WHAT TO PRODUCE
Can you output the material exactly as written, minus any pictures it holds?

TASK DATA
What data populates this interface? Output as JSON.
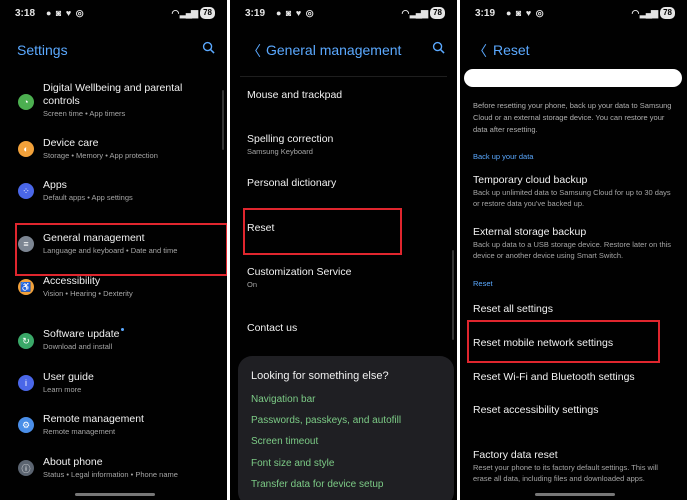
{
  "colors": {
    "accent": "#5ba9ff",
    "highlight": "#e0262e",
    "link_green": "#7ccb86"
  },
  "status_bar": [
    {
      "time": "3:18",
      "battery": "78"
    },
    {
      "time": "3:19",
      "battery": "78"
    },
    {
      "time": "3:19",
      "battery": "78"
    }
  ],
  "settings": {
    "title": "Settings",
    "items": [
      {
        "title": "Digital Wellbeing and parental controls",
        "subtitle": "Screen time  •  App timers",
        "icon": "wellbeing-icon",
        "color": "#4caf50"
      },
      {
        "title": "Device care",
        "subtitle": "Storage  •  Memory  •  App protection",
        "icon": "device-care-icon",
        "color": "#f2a13a"
      },
      {
        "title": "Apps",
        "subtitle": "Default apps  •  App settings",
        "icon": "apps-icon",
        "color": "#4a67e8"
      },
      {
        "title": "General management",
        "subtitle": "Language and keyboard  •  Date and time",
        "icon": "general-management-icon",
        "color": "#7c8592"
      },
      {
        "title": "Accessibility",
        "subtitle": "Vision  •  Hearing  •  Dexterity",
        "icon": "accessibility-icon",
        "color": "#f2a13a"
      },
      {
        "title": "Software update",
        "subtitle": "Download and install",
        "icon": "software-update-icon",
        "color": "#3aa868"
      },
      {
        "title": "User guide",
        "subtitle": "Learn more",
        "icon": "user-guide-icon",
        "color": "#4a67e8"
      },
      {
        "title": "Remote management",
        "subtitle": "Remote management",
        "icon": "remote-management-icon",
        "color": "#4a8ee8"
      },
      {
        "title": "About phone",
        "subtitle": "Status  •  Legal information  •  Phone name",
        "icon": "about-phone-icon",
        "color": "#5b6470"
      }
    ]
  },
  "general": {
    "title": "General management",
    "items": [
      {
        "title": "Mouse and trackpad",
        "subtitle": ""
      },
      {
        "title": "Spelling correction",
        "subtitle": "Samsung Keyboard"
      },
      {
        "title": "Personal dictionary",
        "subtitle": ""
      },
      {
        "title": "Reset",
        "subtitle": ""
      },
      {
        "title": "Customization Service",
        "subtitle": "On"
      },
      {
        "title": "Contact us",
        "subtitle": ""
      }
    ],
    "card": {
      "heading": "Looking for something else?",
      "links": [
        "Navigation bar",
        "Passwords, passkeys, and autofill",
        "Screen timeout",
        "Font size and style",
        "Transfer data for device setup"
      ]
    }
  },
  "reset": {
    "title": "Reset",
    "intro": "Before resetting your phone, back up your data to Samsung Cloud or an external storage device. You can restore your data after resetting.",
    "backup_section": "Back up your data",
    "backup_items": [
      {
        "title": "Temporary cloud backup",
        "subtitle": "Back up unlimited data to Samsung Cloud for up to 30 days or restore data you've backed up."
      },
      {
        "title": "External storage backup",
        "subtitle": "Back up data to a USB storage device. Restore later on this device or another device using Smart Switch."
      }
    ],
    "reset_section": "Reset",
    "reset_items": [
      "Reset all settings",
      "Reset mobile network settings",
      "Reset Wi-Fi and Bluetooth settings",
      "Reset accessibility settings"
    ],
    "factory": {
      "title": "Factory data reset",
      "subtitle": "Reset your phone to its factory default settings. This will erase all data, including files and downloaded apps."
    }
  }
}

SOLVED EXERCISE
What data populates this interface? Output as JSON.
{
  "colors": {
    "accent": "#5ba9ff",
    "highlight": "#e0262e",
    "link_green": "#7ccb86"
  },
  "status_bar": [
    {
      "time": "3:18",
      "battery": "78"
    },
    {
      "time": "3:19",
      "battery": "78"
    },
    {
      "time": "3:19",
      "battery": "78"
    }
  ],
  "settings": {
    "title": "Settings",
    "items": [
      {
        "title": "Digital Wellbeing and parental controls",
        "subtitle": "Screen time  •  App timers",
        "icon": "wellbeing-icon",
        "color": "#4caf50"
      },
      {
        "title": "Device care",
        "subtitle": "Storage  •  Memory  •  App protection",
        "icon": "device-care-icon",
        "color": "#f2a13a"
      },
      {
        "title": "Apps",
        "subtitle": "Default apps  •  App settings",
        "icon": "apps-icon",
        "color": "#4a67e8"
      },
      {
        "title": "General management",
        "subtitle": "Language and keyboard  •  Date and time",
        "icon": "general-management-icon",
        "color": "#7c8592"
      },
      {
        "title": "Accessibility",
        "subtitle": "Vision  •  Hearing  •  Dexterity",
        "icon": "accessibility-icon",
        "color": "#f2a13a"
      },
      {
        "title": "Software update",
        "subtitle": "Download and install",
        "icon": "software-update-icon",
        "color": "#3aa868"
      },
      {
        "title": "User guide",
        "subtitle": "Learn more",
        "icon": "user-guide-icon",
        "color": "#4a67e8"
      },
      {
        "title": "Remote management",
        "subtitle": "Remote management",
        "icon": "remote-management-icon",
        "color": "#4a8ee8"
      },
      {
        "title": "About phone",
        "subtitle": "Status  •  Legal information  •  Phone name",
        "icon": "about-phone-icon",
        "color": "#5b6470"
      }
    ]
  },
  "general": {
    "title": "General management",
    "items": [
      {
        "title": "Mouse and trackpad",
        "subtitle": ""
      },
      {
        "title": "Spelling correction",
        "subtitle": "Samsung Keyboard"
      },
      {
        "title": "Personal dictionary",
        "subtitle": ""
      },
      {
        "title": "Reset",
        "subtitle": ""
      },
      {
        "title": "Customization Service",
        "subtitle": "On"
      },
      {
        "title": "Contact us",
        "subtitle": ""
      }
    ],
    "card": {
      "heading": "Looking for something else?",
      "links": [
        "Navigation bar",
        "Passwords, passkeys, and autofill",
        "Screen timeout",
        "Font size and style",
        "Transfer data for device setup"
      ]
    }
  },
  "reset": {
    "title": "Reset",
    "intro": "Before resetting your phone, back up your data to Samsung Cloud or an external storage device. You can restore your data after resetting.",
    "backup_section": "Back up your data",
    "backup_items": [
      {
        "title": "Temporary cloud backup",
        "subtitle": "Back up unlimited data to Samsung Cloud for up to 30 days or restore data you've backed up."
      },
      {
        "title": "External storage backup",
        "subtitle": "Back up data to a USB storage device. Restore later on this device or another device using Smart Switch."
      }
    ],
    "reset_section": "Reset",
    "reset_items": [
      "Reset all settings",
      "Reset mobile network settings",
      "Reset Wi-Fi and Bluetooth settings",
      "Reset accessibility settings"
    ],
    "factory": {
      "title": "Factory data reset",
      "subtitle": "Reset your phone to its factory default settings. This will erase all data, including files and downloaded apps."
    }
  }
}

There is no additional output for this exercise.